Recorded data:
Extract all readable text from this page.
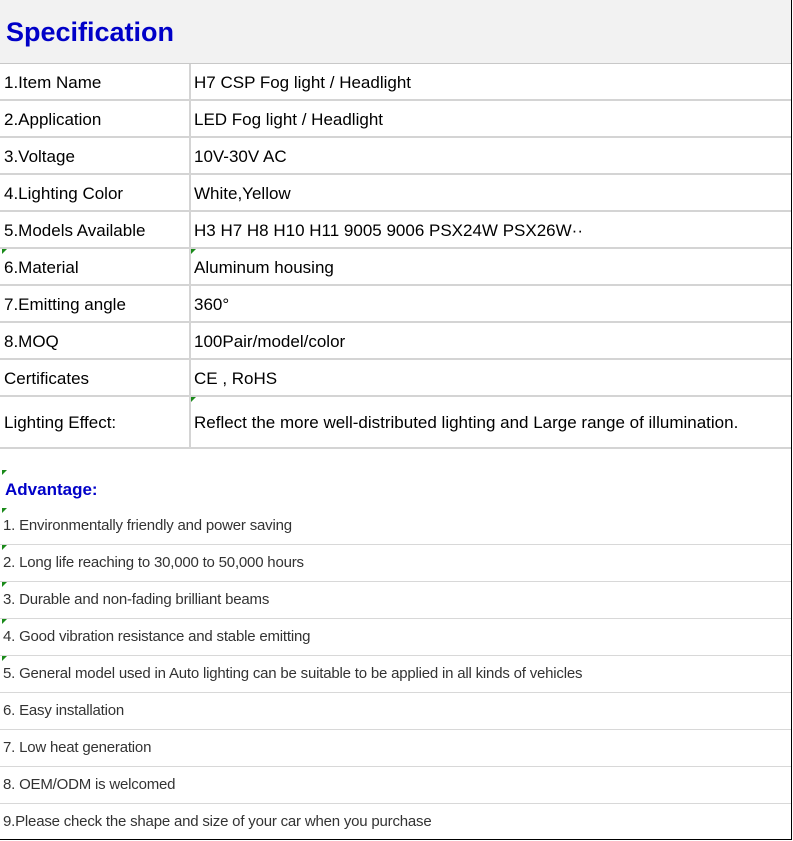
Specification
1.Item Name	H7 CSP Fog light / Headlight
2.Application	LED Fog light / Headlight
3.Voltage	10V-30V AC
4.Lighting Color	White,Yellow
5.Models Available	H3 H7 H8 H10 H11 9005 9006 PSX24W PSX26W··
6.Material	Aluminum housing
7.Emitting angle	360°
8.MOQ	100Pair/model/color
Certificates	CE , RoHS
Lighting Effect:	Reflect the more well-distributed lighting and Large range of illumination.
Advantage:
1. Environmentally friendly and power saving
2. Long life reaching to 30,000 to 50,000 hours
3. Durable and non-fading brilliant beams
4. Good vibration resistance and stable emitting
5. General model used in Auto lighting can be suitable to be applied in all kinds of vehicles
6. Easy installation
7. Low heat generation
8. OEM/ODM is welcomed
9.Please check the shape and size of your car when you purchase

GIVEN PROBLEM: Quote each entry above verbatim and drop the pictures.

TASK ANSWER:
Extract all readable text from this page.
Specification
1.Item Name	H7 CSP Fog light / Headlight
2.Application	LED Fog light / Headlight
3.Voltage	10V-30V AC
4.Lighting Color	White,Yellow
5.Models Available	H3 H7 H8 H10 H11 9005 9006 PSX24W PSX26W··
6.Material	Aluminum housing
7.Emitting angle	360°
8.MOQ	100Pair/model/color
Certificates	CE , RoHS
Lighting Effect:	Reflect the more well-distributed lighting and Large range of illumination.
Advantage:
1. Environmentally friendly and power saving
2. Long life reaching to 30,000 to 50,000 hours
3. Durable and non-fading brilliant beams
4. Good vibration resistance and stable emitting
5. General model used in Auto lighting can be suitable to be applied in all kinds of vehicles
6. Easy installation
7. Low heat generation
8. OEM/ODM is welcomed
9.Please check the shape and size of your car when you purchase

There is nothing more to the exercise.